====== Entries supplied

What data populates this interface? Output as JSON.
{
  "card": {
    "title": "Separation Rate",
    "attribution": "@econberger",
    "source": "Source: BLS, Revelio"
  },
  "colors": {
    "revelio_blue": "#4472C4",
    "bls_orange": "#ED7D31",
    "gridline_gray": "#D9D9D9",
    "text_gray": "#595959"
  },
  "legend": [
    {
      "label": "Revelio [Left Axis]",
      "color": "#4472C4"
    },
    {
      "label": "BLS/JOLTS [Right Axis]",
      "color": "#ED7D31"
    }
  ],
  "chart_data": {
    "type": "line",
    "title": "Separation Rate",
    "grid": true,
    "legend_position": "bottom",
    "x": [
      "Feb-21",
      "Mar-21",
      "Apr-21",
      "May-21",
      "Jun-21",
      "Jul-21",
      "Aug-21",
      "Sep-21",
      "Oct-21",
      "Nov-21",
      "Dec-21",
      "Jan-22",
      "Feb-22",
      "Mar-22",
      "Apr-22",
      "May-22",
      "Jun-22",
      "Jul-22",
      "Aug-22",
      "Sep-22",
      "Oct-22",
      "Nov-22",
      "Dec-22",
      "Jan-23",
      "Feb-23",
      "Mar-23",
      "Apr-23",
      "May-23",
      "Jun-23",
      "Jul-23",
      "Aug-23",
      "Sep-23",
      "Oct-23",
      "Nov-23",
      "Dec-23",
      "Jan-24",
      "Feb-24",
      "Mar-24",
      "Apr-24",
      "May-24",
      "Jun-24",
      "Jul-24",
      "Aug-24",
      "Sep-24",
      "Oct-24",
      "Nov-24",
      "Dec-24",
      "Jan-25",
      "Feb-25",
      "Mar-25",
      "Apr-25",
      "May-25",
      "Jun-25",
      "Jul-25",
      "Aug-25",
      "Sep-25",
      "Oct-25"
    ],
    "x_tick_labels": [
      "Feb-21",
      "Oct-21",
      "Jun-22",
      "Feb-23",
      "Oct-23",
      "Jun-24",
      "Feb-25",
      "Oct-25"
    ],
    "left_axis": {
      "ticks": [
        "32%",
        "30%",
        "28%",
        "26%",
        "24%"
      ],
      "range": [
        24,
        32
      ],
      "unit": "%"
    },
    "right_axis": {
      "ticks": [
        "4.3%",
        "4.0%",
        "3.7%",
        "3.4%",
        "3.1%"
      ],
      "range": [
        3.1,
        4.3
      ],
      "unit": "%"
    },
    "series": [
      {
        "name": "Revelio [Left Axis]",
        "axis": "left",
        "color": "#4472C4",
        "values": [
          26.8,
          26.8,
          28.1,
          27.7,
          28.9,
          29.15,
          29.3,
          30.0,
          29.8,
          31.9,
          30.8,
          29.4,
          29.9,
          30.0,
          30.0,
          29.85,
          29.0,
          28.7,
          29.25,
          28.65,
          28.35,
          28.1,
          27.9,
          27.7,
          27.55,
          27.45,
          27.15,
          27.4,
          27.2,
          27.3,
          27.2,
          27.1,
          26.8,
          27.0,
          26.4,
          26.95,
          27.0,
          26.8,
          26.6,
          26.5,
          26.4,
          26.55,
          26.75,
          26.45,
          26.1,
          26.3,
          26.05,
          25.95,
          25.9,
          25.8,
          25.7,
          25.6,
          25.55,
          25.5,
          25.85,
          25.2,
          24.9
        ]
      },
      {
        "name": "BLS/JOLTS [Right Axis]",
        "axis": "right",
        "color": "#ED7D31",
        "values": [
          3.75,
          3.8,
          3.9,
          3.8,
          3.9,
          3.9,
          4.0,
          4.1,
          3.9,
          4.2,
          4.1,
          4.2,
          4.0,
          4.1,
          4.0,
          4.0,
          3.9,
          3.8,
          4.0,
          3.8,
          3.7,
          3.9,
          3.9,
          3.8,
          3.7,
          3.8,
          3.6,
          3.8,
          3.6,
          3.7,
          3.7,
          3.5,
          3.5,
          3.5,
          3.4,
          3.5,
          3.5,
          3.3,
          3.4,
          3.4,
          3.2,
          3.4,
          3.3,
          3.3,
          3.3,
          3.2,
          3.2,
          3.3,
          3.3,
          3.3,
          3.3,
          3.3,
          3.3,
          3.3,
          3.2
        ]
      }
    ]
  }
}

============

Write out all of the records above exactly as they appear.

What data populates this interface? Output as JSON.
{
  "card": {
    "title": "Separation Rate",
    "attribution": "@econberger",
    "source": "Source: BLS, Revelio"
  },
  "colors": {
    "revelio_blue": "#4472C4",
    "bls_orange": "#ED7D31",
    "gridline_gray": "#D9D9D9",
    "text_gray": "#595959"
  },
  "legend": [
    {
      "label": "Revelio [Left Axis]",
      "color": "#4472C4"
    },
    {
      "label": "BLS/JOLTS [Right Axis]",
      "color": "#ED7D31"
    }
  ],
  "chart_data": {
    "type": "line",
    "title": "Separation Rate",
    "grid": true,
    "legend_position": "bottom",
    "x": [
      "Feb-21",
      "Mar-21",
      "Apr-21",
      "May-21",
      "Jun-21",
      "Jul-21",
      "Aug-21",
      "Sep-21",
      "Oct-21",
      "Nov-21",
      "Dec-21",
      "Jan-22",
      "Feb-22",
      "Mar-22",
      "Apr-22",
      "May-22",
      "Jun-22",
      "Jul-22",
      "Aug-22",
      "Sep-22",
      "Oct-22",
      "Nov-22",
      "Dec-22",
      "Jan-23",
      "Feb-23",
      "Mar-23",
      "Apr-23",
      "May-23",
      "Jun-23",
      "Jul-23",
      "Aug-23",
      "Sep-23",
      "Oct-23",
      "Nov-23",
      "Dec-23",
      "Jan-24",
      "Feb-24",
      "Mar-24",
      "Apr-24",
      "May-24",
      "Jun-24",
      "Jul-24",
      "Aug-24",
      "Sep-24",
      "Oct-24",
      "Nov-24",
      "Dec-24",
      "Jan-25",
      "Feb-25",
      "Mar-25",
      "Apr-25",
      "May-25",
      "Jun-25",
      "Jul-25",
      "Aug-25",
      "Sep-25",
      "Oct-25"
    ],
    "x_tick_labels": [
      "Feb-21",
      "Oct-21",
      "Jun-22",
      "Feb-23",
      "Oct-23",
      "Jun-24",
      "Feb-25",
      "Oct-25"
    ],
    "left_axis": {
      "ticks": [
        "32%",
        "30%",
        "28%",
        "26%",
        "24%"
      ],
      "range": [
        24,
        32
      ],
      "unit": "%"
    },
    "right_axis": {
      "ticks": [
        "4.3%",
        "4.0%",
        "3.7%",
        "3.4%",
        "3.1%"
      ],
      "range": [
        3.1,
        4.3
      ],
      "unit": "%"
    },
    "series": [
      {
        "name": "Revelio [Left Axis]",
        "axis": "left",
        "color": "#4472C4",
        "values": [
          26.8,
          26.8,
          28.1,
          27.7,
          28.9,
          29.15,
          29.3,
          30.0,
          29.8,
          31.9,
          30.8,
          29.4,
          29.9,
          30.0,
          30.0,
          29.85,
          29.0,
          28.7,
          29.25,
          28.65,
          28.35,
          28.1,
          27.9,
          27.7,
          27.55,
          27.45,
          27.15,
          27.4,
          27.2,
          27.3,
          27.2,
          27.1,
          26.8,
          27.0,
          26.4,
          26.95,
          27.0,
          26.8,
          26.6,
          26.5,
          26.4,
          26.55,
          26.75,
          26.45,
          26.1,
          26.3,
          26.05,
          25.95,
          25.9,
          25.8,
          25.7,
          25.6,
          25.55,
          25.5,
          25.85,
          25.2,
          24.9
        ]
      },
      {
        "name": "BLS/JOLTS [Right Axis]",
        "axis": "right",
        "color": "#ED7D31",
        "values": [
          3.75,
          3.8,
          3.9,
          3.8,
          3.9,
          3.9,
          4.0,
          4.1,
          3.9,
          4.2,
          4.1,
          4.2,
          4.0,
          4.1,
          4.0,
          4.0,
          3.9,
          3.8,
          4.0,
          3.8,
          3.7,
          3.9,
          3.9,
          3.8,
          3.7,
          3.8,
          3.6,
          3.8,
          3.6,
          3.7,
          3.7,
          3.5,
          3.5,
          3.5,
          3.4,
          3.5,
          3.5,
          3.3,
          3.4,
          3.4,
          3.2,
          3.4,
          3.3,
          3.3,
          3.3,
          3.2,
          3.2,
          3.3,
          3.3,
          3.3,
          3.3,
          3.3,
          3.3,
          3.3,
          3.2
        ]
      }
    ]
  }
}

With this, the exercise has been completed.